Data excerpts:

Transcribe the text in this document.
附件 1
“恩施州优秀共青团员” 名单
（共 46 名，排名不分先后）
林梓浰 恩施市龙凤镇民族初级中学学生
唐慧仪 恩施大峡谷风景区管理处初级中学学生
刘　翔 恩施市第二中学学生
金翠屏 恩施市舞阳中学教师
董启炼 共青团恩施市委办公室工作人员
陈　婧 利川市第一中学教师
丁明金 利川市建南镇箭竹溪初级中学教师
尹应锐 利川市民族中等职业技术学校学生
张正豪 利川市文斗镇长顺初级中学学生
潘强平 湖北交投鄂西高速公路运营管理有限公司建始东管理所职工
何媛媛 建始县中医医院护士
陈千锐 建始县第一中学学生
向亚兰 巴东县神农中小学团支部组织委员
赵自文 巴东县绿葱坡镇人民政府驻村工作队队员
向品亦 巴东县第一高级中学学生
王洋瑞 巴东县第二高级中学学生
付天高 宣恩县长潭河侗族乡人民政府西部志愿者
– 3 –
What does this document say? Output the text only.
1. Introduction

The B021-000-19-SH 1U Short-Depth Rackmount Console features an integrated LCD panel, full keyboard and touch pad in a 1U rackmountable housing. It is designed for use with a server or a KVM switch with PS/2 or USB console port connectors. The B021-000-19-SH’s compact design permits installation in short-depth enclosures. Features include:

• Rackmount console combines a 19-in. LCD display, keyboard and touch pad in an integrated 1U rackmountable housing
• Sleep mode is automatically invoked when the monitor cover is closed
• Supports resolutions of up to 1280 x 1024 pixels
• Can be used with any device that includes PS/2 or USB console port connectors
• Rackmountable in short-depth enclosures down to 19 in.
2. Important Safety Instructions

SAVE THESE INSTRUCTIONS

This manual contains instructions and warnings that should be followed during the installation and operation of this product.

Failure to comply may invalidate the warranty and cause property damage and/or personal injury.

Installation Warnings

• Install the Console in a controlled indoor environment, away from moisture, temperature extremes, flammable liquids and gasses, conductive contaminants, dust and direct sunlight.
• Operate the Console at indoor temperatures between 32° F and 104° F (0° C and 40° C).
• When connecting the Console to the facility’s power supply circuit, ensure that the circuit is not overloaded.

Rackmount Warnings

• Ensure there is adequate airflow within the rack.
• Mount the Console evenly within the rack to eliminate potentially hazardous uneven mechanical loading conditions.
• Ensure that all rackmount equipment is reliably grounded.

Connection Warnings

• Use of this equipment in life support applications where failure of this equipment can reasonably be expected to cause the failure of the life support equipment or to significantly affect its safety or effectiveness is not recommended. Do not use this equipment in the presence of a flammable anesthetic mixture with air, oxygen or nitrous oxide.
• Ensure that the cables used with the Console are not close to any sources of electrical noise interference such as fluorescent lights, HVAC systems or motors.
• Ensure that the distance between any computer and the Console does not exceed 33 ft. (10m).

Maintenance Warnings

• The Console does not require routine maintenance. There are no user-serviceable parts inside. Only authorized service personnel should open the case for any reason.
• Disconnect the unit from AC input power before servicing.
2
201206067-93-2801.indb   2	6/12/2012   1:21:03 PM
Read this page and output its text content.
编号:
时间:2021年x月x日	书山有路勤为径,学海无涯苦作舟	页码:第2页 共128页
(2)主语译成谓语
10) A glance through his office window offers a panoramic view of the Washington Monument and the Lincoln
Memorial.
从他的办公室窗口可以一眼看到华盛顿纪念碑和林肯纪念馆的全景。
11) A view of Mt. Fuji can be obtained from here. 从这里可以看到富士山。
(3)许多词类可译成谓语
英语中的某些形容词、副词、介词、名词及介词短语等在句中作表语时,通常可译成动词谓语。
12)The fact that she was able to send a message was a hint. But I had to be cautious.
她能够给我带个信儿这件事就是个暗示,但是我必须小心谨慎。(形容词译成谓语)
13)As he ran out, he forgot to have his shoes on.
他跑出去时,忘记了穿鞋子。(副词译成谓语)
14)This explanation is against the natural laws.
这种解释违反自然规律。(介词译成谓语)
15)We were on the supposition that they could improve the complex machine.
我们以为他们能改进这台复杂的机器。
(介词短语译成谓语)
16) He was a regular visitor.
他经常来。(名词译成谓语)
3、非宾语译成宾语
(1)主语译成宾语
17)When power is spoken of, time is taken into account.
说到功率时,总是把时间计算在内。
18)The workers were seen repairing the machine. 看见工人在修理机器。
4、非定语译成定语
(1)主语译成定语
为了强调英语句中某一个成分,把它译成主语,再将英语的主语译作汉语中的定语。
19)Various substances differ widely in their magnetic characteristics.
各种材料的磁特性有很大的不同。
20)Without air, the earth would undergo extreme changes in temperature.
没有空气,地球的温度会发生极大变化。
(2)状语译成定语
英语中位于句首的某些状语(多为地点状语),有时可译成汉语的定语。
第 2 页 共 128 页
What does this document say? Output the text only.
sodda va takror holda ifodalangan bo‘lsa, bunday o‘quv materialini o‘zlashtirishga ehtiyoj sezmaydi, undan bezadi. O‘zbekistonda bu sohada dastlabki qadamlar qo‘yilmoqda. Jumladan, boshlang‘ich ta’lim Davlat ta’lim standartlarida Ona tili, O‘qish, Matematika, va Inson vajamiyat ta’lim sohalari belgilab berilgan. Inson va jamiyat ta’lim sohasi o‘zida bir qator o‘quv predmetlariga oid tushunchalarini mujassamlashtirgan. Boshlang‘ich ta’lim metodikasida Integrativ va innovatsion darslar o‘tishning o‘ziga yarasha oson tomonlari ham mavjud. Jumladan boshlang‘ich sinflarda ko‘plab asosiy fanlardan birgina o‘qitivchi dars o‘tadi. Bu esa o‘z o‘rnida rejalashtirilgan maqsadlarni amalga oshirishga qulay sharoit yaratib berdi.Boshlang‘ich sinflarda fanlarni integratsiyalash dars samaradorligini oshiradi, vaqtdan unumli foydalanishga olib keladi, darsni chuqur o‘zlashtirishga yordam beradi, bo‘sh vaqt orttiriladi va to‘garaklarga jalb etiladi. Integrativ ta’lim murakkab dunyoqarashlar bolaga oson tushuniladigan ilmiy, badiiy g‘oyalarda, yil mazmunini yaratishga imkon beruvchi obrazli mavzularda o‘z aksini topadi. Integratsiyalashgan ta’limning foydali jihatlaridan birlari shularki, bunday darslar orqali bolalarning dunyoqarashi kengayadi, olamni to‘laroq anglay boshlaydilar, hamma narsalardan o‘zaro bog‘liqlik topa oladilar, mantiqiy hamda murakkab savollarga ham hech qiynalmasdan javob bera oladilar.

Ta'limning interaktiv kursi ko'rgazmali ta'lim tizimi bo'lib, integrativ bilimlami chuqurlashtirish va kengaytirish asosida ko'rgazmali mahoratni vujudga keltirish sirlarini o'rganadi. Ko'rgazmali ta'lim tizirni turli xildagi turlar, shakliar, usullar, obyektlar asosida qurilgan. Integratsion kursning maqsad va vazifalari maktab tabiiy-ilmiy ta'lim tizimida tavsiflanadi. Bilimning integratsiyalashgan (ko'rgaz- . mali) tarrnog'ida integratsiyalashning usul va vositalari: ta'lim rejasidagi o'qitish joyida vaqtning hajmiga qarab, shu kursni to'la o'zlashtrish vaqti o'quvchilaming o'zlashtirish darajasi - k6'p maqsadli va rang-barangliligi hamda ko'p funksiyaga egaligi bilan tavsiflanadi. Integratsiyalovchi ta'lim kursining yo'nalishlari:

◆ **WHAT YOU ARE ASKED TO DO**
Gather each line of the listing that holds the string "connectors".

◆ **RESPONSE TO THE EXERCISE**
The B021-000-19-SH 1U Short-Depth Rackmount Console features an integrated LCD panel, full keyboard and touch pad in a 1U rackmountable housing. It is designed for use with a server or a KVM switch with PS/2 or USB console port connectors. The B021-000-19-SH’s compact design permits installation in short-depth enclosures. Features include:
• Can be used with any device that includes PS/2 or USB console port connectors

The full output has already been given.